### Exercise instructions
Reproduce every line below verbatim, omitting the picture.

### Records for this exercise

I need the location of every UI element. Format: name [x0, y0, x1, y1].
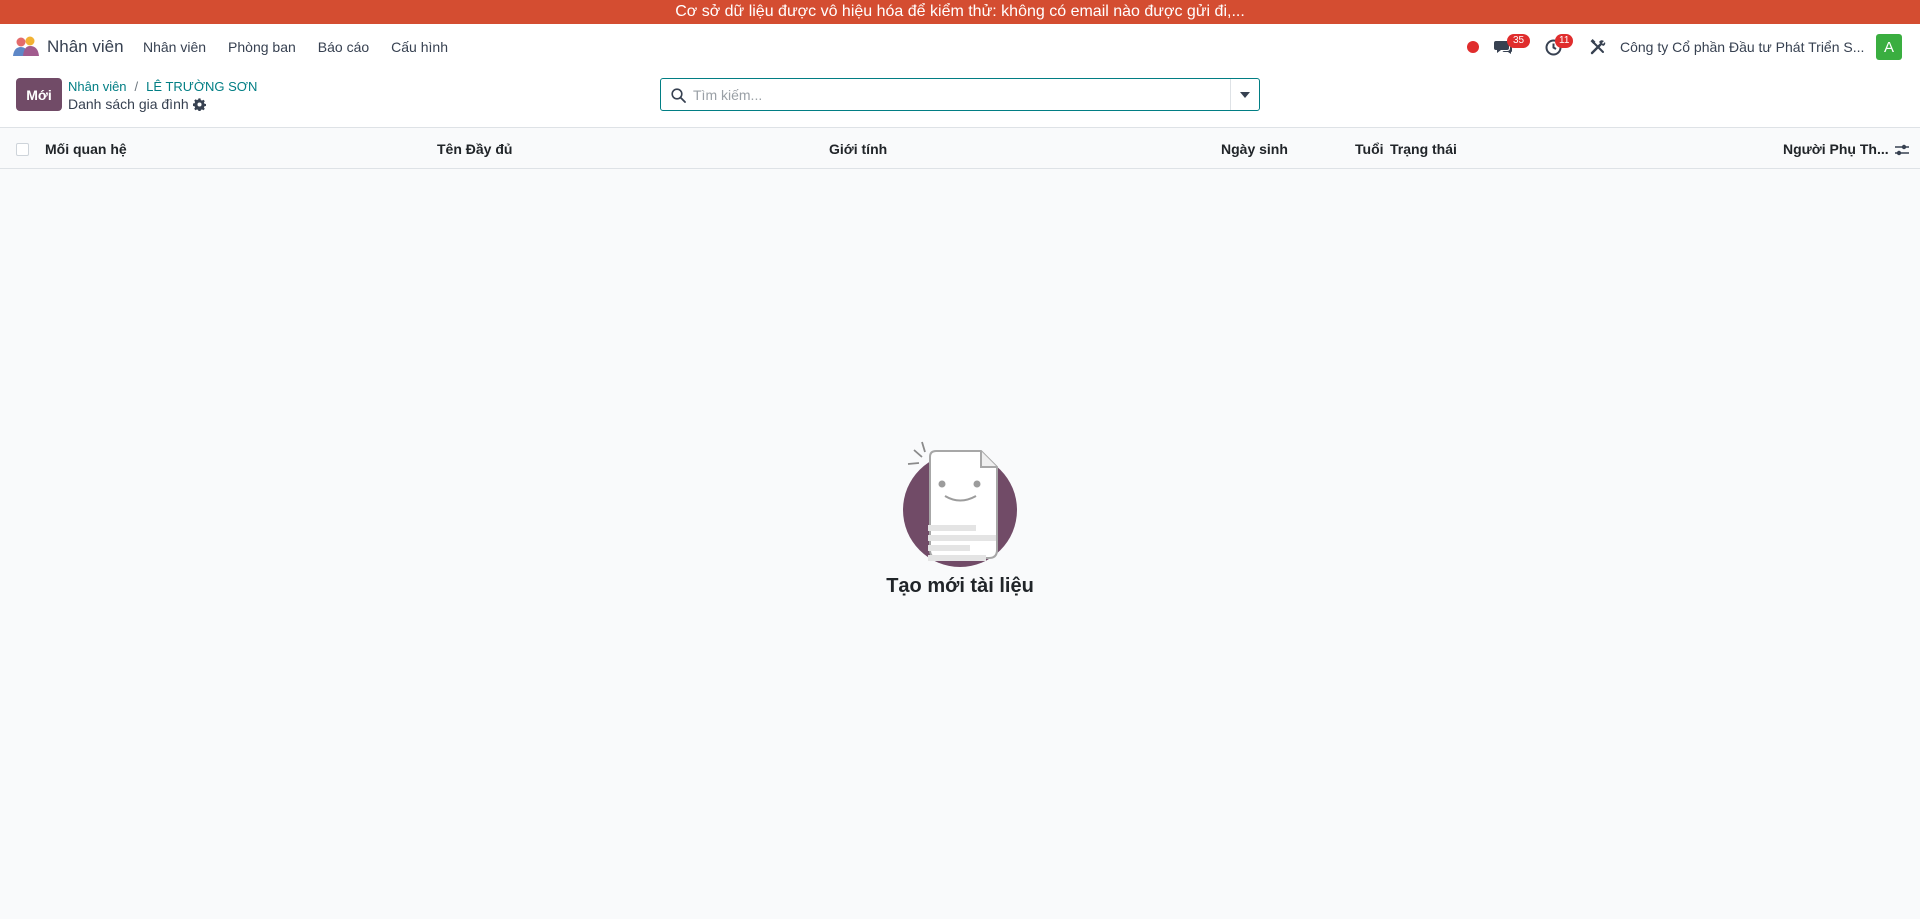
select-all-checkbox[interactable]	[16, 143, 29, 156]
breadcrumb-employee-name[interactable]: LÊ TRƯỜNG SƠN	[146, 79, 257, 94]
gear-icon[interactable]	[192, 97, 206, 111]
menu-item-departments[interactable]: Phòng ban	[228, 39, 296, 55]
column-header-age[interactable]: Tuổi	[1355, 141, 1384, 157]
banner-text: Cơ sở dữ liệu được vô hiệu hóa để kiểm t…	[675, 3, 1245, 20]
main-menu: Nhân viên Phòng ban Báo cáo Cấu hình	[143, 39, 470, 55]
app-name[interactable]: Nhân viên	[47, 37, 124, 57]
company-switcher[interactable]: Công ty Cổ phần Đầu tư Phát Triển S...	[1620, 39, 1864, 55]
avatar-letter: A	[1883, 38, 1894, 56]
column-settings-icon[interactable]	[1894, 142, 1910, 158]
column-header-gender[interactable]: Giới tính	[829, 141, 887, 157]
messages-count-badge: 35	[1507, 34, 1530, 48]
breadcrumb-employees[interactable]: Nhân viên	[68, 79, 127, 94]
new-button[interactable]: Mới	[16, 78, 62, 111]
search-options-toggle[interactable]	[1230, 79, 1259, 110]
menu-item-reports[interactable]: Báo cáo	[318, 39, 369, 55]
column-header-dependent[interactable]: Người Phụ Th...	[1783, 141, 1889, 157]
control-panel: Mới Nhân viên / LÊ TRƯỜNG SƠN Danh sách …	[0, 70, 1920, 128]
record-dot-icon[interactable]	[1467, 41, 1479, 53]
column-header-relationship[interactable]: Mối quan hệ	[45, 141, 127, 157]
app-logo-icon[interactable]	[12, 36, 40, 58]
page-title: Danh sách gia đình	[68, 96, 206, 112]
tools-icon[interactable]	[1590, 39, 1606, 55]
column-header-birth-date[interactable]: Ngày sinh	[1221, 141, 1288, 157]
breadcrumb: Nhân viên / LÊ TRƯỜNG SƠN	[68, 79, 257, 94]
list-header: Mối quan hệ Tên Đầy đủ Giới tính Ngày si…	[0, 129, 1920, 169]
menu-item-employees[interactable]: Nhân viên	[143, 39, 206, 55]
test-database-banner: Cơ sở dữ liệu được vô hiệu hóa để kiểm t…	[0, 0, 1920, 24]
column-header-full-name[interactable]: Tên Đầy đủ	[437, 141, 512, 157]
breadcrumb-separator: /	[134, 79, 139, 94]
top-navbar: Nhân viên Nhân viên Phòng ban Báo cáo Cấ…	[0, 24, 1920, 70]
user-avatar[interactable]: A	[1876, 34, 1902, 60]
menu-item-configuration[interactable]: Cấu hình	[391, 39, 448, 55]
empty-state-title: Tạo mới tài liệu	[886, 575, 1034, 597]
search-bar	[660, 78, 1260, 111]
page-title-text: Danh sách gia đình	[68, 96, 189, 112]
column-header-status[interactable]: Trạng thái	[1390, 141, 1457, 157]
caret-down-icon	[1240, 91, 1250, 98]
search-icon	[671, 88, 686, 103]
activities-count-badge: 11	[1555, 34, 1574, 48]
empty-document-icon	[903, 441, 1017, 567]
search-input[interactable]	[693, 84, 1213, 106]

### Correct answer
I need the location of every UI element. Format: name [x0, y0, x1, y1].
select-all-checkbox[interactable]	[16, 143, 29, 156]
breadcrumb-employee-name[interactable]: LÊ TRƯỜNG SƠN	[146, 79, 257, 94]
gear-icon[interactable]	[192, 97, 206, 111]
menu-item-departments[interactable]: Phòng ban	[228, 39, 296, 55]
column-header-age[interactable]: Tuổi	[1355, 141, 1384, 157]
banner-text: Cơ sở dữ liệu được vô hiệu hóa để kiểm t…	[675, 3, 1245, 20]
main-menu: Nhân viên Phòng ban Báo cáo Cấu hình	[143, 39, 470, 55]
app-name[interactable]: Nhân viên	[47, 37, 124, 57]
company-switcher[interactable]: Công ty Cổ phần Đầu tư Phát Triển S...	[1620, 39, 1864, 55]
avatar-letter: A	[1883, 38, 1894, 56]
column-settings-icon[interactable]	[1894, 142, 1910, 158]
column-header-gender[interactable]: Giới tính	[829, 141, 887, 157]
messages-count-badge: 35	[1507, 34, 1530, 48]
breadcrumb-employees[interactable]: Nhân viên	[68, 79, 127, 94]
new-button[interactable]: Mới	[16, 78, 62, 111]
search-options-toggle[interactable]	[1230, 79, 1259, 110]
menu-item-reports[interactable]: Báo cáo	[318, 39, 369, 55]
column-header-dependent[interactable]: Người Phụ Th...	[1783, 141, 1889, 157]
control-panel: Mới Nhân viên / LÊ TRƯỜNG SƠN Danh sách …	[0, 70, 1920, 128]
record-dot-icon[interactable]	[1467, 41, 1479, 53]
column-header-relationship[interactable]: Mối quan hệ	[45, 141, 127, 157]
app-logo-icon[interactable]	[12, 36, 40, 58]
page-title: Danh sách gia đình	[68, 96, 206, 112]
tools-icon[interactable]	[1590, 39, 1606, 55]
column-header-birth-date[interactable]: Ngày sinh	[1221, 141, 1288, 157]
breadcrumb: Nhân viên / LÊ TRƯỜNG SƠN	[68, 79, 257, 94]
list-header: Mối quan hệ Tên Đầy đủ Giới tính Ngày si…	[0, 129, 1920, 169]
menu-item-employees[interactable]: Nhân viên	[143, 39, 206, 55]
test-database-banner: Cơ sở dữ liệu được vô hiệu hóa để kiểm t…	[0, 0, 1920, 24]
column-header-full-name[interactable]: Tên Đầy đủ	[437, 141, 512, 157]
breadcrumb-separator: /	[134, 79, 139, 94]
top-navbar: Nhân viên Nhân viên Phòng ban Báo cáo Cấ…	[0, 24, 1920, 70]
user-avatar[interactable]: A	[1876, 34, 1902, 60]
menu-item-configuration[interactable]: Cấu hình	[391, 39, 448, 55]
empty-state-title: Tạo mới tài liệu	[886, 575, 1034, 597]
search-bar	[660, 78, 1260, 111]
page-title-text: Danh sách gia đình	[68, 96, 189, 112]
column-header-status[interactable]: Trạng thái	[1390, 141, 1457, 157]
caret-down-icon	[1240, 91, 1250, 98]
search-icon	[671, 88, 686, 103]
activities-count-badge: 11	[1555, 34, 1574, 48]
empty-document-icon	[903, 441, 1017, 567]
search-input[interactable]	[693, 84, 1213, 106]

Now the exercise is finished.